--- BEGIN TASK INPUTS ---

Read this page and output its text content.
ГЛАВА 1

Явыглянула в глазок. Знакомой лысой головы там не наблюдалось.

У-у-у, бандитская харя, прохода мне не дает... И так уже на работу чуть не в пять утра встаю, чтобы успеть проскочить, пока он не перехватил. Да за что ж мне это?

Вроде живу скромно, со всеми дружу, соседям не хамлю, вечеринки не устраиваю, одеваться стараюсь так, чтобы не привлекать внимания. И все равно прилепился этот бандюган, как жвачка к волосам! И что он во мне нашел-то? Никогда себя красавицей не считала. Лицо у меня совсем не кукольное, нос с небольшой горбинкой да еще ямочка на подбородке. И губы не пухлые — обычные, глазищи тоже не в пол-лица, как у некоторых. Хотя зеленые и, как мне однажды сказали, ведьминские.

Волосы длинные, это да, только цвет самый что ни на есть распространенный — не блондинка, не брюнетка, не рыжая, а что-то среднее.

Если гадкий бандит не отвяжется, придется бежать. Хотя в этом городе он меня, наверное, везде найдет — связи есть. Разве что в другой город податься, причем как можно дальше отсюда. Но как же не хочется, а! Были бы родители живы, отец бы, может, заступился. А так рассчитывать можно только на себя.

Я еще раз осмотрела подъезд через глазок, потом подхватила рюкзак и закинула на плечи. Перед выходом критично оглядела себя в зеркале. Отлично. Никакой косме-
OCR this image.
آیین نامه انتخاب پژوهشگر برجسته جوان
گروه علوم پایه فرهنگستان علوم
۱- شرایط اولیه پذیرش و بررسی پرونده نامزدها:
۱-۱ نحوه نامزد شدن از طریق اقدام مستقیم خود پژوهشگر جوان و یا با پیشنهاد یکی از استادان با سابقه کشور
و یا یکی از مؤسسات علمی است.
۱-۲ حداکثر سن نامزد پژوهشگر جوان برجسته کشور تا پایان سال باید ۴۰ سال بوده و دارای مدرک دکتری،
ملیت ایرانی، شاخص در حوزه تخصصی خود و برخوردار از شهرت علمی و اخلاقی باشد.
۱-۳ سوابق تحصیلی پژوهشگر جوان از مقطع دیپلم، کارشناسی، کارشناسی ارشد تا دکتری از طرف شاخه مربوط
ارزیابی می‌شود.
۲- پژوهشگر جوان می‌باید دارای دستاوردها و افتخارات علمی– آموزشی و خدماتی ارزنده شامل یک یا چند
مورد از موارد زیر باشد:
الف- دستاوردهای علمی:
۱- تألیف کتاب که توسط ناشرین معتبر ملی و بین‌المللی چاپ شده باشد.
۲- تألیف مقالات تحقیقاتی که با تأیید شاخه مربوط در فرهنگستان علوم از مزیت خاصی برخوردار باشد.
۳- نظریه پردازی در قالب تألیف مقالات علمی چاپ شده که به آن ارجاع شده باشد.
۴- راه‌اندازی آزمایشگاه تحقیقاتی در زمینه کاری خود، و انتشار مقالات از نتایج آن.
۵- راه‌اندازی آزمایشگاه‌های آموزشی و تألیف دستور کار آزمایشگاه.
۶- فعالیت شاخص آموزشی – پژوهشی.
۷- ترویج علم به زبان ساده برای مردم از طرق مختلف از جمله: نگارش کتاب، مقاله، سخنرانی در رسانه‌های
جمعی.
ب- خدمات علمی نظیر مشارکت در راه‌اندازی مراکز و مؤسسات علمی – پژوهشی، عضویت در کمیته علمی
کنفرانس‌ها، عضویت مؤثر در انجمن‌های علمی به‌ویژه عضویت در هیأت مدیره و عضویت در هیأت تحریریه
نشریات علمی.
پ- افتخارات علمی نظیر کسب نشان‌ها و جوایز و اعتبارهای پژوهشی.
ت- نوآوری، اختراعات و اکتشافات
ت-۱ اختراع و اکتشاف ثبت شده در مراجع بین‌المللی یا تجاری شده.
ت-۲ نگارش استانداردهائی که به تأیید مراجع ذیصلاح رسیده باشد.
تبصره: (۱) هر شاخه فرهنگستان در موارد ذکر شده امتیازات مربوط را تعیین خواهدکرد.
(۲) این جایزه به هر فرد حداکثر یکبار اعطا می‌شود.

--- END TASK INPUTS ---

EXERCISE REQUIREMENTS ▸
Copy out the whole listing exactly; please set it all down.

ANSWER FOR THIS EXERCISE ▸
Read this page and output its text content.
ГЛАВА 1

Явыглянула в глазок. Знакомой лысой головы там не наблюдалось.

У-у-у, бандитская харя, прохода мне не дает... И так уже на работу чуть не в пять утра встаю, чтобы успеть проскочить, пока он не перехватил. Да за что ж мне это?

Вроде живу скромно, со всеми дружу, соседям не хамлю, вечеринки не устраиваю, одеваться стараюсь так, чтобы не привлекать внимания. И все равно прилепился этот бандюган, как жвачка к волосам! И что он во мне нашел-то? Никогда себя красавицей не считала. Лицо у меня совсем не кукольное, нос с небольшой горбинкой да еще ямочка на подбородке. И губы не пухлые — обычные, глазищи тоже не в пол-лица, как у некоторых. Хотя зеленые и, как мне однажды сказали, ведьминские.

Волосы длинные, это да, только цвет самый что ни на есть распространенный — не блондинка, не брюнетка, не рыжая, а что-то среднее.

Если гадкий бандит не отвяжется, придется бежать. Хотя в этом городе он меня, наверное, везде найдет — связи есть. Разве что в другой город податься, причем как можно дальше отсюда. Но как же не хочется, а! Были бы родители живы, отец бы, может, заступился. А так рассчитывать можно только на себя.

Я еще раз осмотрела подъезд через глазок, потом подхватила рюкзак и закинула на плечи. Перед выходом критично оглядела себя в зеркале. Отлично. Никакой косме-
OCR this image.
آیین نامه انتخاب پژوهشگر برجسته جوان
گروه علوم پایه فرهنگستان علوم
۱- شرایط اولیه پذیرش و بررسی پرونده نامزدها:
۱-۱ نحوه نامزد شدن از طریق اقدام مستقیم خود پژوهشگر جوان و یا با پیشنهاد یکی از استادان با سابقه کشور
و یا یکی از مؤسسات علمی است.
۱-۲ حداکثر سن نامزد پژوهشگر جوان برجسته کشور تا پایان سال باید ۴۰ سال بوده و دارای مدرک دکتری،
ملیت ایرانی، شاخص در حوزه تخصصی خود و برخوردار از شهرت علمی و اخلاقی باشد.
۱-۳ سوابق تحصیلی پژوهشگر جوان از مقطع دیپلم، کارشناسی، کارشناسی ارشد تا دکتری از طرف شاخه مربوط
ارزیابی می‌شود.
۲- پژوهشگر جوان می‌باید دارای دستاوردها و افتخارات علمی– آموزشی و خدماتی ارزنده شامل یک یا چند
مورد از موارد زیر باشد:
الف- دستاوردهای علمی:
۱- تألیف کتاب که توسط ناشرین معتبر ملی و بین‌المللی چاپ شده باشد.
۲- تألیف مقالات تحقیقاتی که با تأیید شاخه مربوط در فرهنگستان علوم از مزیت خاصی برخوردار باشد.
۳- نظریه پردازی در قالب تألیف مقالات علمی چاپ شده که به آن ارجاع شده باشد.
۴- راه‌اندازی آزمایشگاه تحقیقاتی در زمینه کاری خود، و انتشار مقالات از نتایج آن.
۵- راه‌اندازی آزمایشگاه‌های آموزشی و تألیف دستور کار آزمایشگاه.
۶- فعالیت شاخص آموزشی – پژوهشی.
۷- ترویج علم به زبان ساده برای مردم از طرق مختلف از جمله: نگارش کتاب، مقاله، سخنرانی در رسانه‌های
جمعی.
ب- خدمات علمی نظیر مشارکت در راه‌اندازی مراکز و مؤسسات علمی – پژوهشی، عضویت در کمیته علمی
کنفرانس‌ها، عضویت مؤثر در انجمن‌های علمی به‌ویژه عضویت در هیأت مدیره و عضویت در هیأت تحریریه
نشریات علمی.
پ- افتخارات علمی نظیر کسب نشان‌ها و جوایز و اعتبارهای پژوهشی.
ت- نوآوری، اختراعات و اکتشافات
ت-۱ اختراع و اکتشاف ثبت شده در مراجع بین‌المللی یا تجاری شده.
ت-۲ نگارش استانداردهائی که به تأیید مراجع ذیصلاح رسیده باشد.
تبصره: (۱) هر شاخه فرهنگستان در موارد ذکر شده امتیازات مربوط را تعیین خواهدکرد.
(۲) این جایزه به هر فرد حداکثر یکبار اعطا می‌شود.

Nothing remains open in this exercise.